WRITTEN TASK:
Scan the data below for the string "overlooks". Copy every line where it appears.

┄┄┄┄┄┄┄┄┄┄

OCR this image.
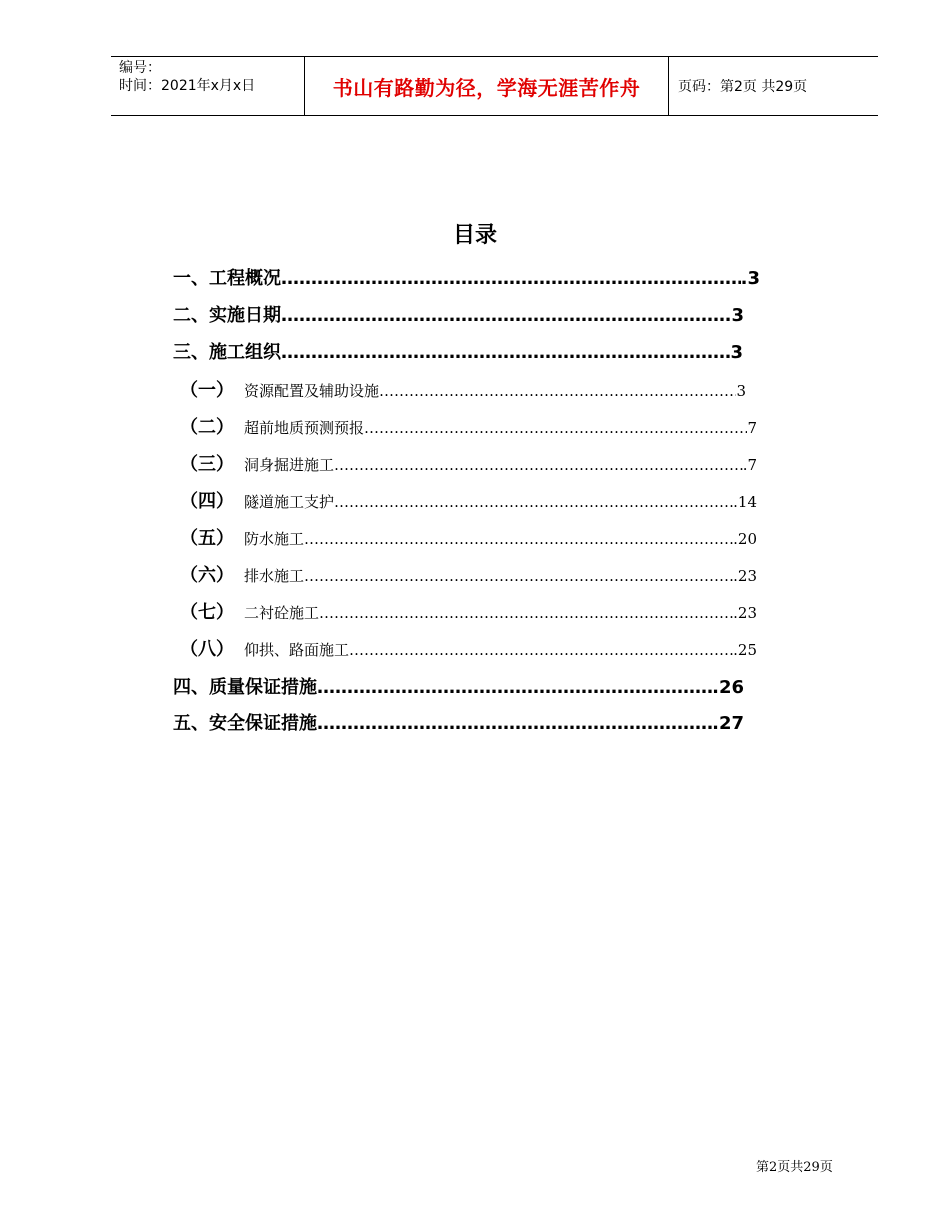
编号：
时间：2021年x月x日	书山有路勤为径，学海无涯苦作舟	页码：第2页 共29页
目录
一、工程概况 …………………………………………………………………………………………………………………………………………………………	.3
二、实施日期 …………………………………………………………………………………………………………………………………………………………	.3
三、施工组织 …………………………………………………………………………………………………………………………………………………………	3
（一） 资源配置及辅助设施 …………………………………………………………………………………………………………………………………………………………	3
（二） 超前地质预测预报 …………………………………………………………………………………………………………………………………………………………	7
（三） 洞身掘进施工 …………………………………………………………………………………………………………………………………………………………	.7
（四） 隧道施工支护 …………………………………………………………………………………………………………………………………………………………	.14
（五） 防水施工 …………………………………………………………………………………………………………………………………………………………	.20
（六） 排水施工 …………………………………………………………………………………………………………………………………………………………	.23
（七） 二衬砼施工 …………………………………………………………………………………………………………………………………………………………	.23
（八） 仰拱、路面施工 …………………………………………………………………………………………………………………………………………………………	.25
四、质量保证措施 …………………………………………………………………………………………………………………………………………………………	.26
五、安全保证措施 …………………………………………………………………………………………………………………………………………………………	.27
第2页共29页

┄┄┄┄┄┄┄┄┄┄

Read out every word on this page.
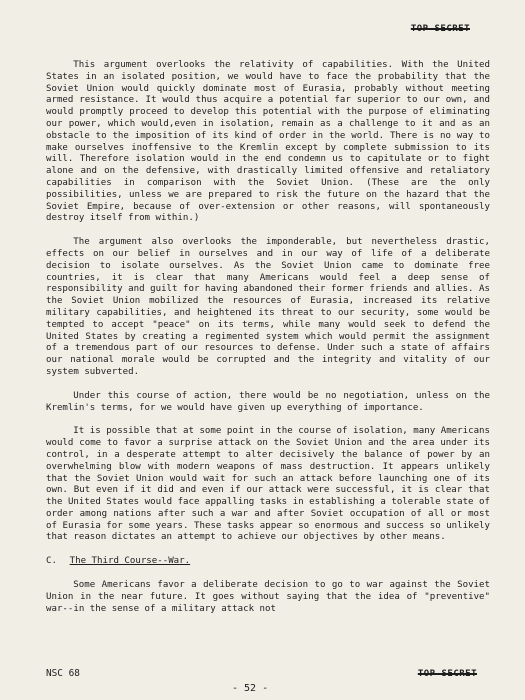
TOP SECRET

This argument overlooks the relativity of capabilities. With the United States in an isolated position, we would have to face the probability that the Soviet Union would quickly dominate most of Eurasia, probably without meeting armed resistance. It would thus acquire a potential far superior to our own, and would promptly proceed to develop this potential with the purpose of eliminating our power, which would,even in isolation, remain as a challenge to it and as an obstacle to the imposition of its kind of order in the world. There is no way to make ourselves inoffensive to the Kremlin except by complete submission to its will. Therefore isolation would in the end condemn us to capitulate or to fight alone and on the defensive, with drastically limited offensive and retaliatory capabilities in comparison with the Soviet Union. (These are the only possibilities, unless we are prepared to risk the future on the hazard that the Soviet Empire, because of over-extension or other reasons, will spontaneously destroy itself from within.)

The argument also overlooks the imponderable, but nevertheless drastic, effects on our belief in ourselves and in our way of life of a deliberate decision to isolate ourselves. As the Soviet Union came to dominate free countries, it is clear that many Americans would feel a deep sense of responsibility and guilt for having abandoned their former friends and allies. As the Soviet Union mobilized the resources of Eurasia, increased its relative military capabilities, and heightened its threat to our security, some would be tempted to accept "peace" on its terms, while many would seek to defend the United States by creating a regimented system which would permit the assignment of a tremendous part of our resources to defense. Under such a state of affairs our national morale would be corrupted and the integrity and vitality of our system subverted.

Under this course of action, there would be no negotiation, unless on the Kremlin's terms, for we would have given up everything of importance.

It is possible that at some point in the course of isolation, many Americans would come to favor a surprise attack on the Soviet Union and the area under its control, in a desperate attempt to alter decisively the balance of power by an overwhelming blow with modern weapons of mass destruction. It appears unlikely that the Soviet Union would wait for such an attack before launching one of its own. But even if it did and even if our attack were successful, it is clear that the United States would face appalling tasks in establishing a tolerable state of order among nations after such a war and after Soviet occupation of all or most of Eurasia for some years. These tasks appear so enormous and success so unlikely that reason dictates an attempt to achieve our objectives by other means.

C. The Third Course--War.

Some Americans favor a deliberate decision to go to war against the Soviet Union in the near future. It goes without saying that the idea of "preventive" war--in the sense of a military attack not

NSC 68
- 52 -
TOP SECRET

┄┄┄┄┄┄┄┄┄┄

RESULT:
This argument overlooks the relativity of capabilities. With the United States in an isolated position, we would have to face the probability that the Soviet Union would quickly dominate most of Eurasia, probably without meeting armed resistance. It would thus acquire a potential far superior to our own, and would promptly proceed to develop this potential with the purpose of eliminating our power, which would,even in isolation, remain as a challenge to it and as an obstacle to the imposition of its kind of order in the world. There is no way to make ourselves inoffensive to the Kremlin except by complete submission to its will. Therefore isolation would in the end condemn us to capitulate or to fight alone and on the defensive, with drastically limited offensive and retaliatory capabilities in comparison with the Soviet Union. (These are the only possibilities, unless we are prepared to risk the future on the hazard that the Soviet Empire, because of over-extension or other reasons, will spontaneously destroy itself from within.)
The argument also overlooks the imponderable, but nevertheless drastic, effects on our belief in ourselves and in our way of life of a deliberate decision to isolate ourselves. As the Soviet Union came to dominate free countries, it is clear that many Americans would feel a deep sense of responsibility and guilt for having abandoned their former friends and allies. As the Soviet Union mobilized the resources of Eurasia, increased its relative military capabilities, and heightened its threat to our security, some would be tempted to accept "peace" on its terms, while many would seek to defend the United States by creating a regimented system which would permit the assignment of a tremendous part of our resources to defense. Under such a state of affairs our national morale would be corrupted and the integrity and vitality of our system subverted.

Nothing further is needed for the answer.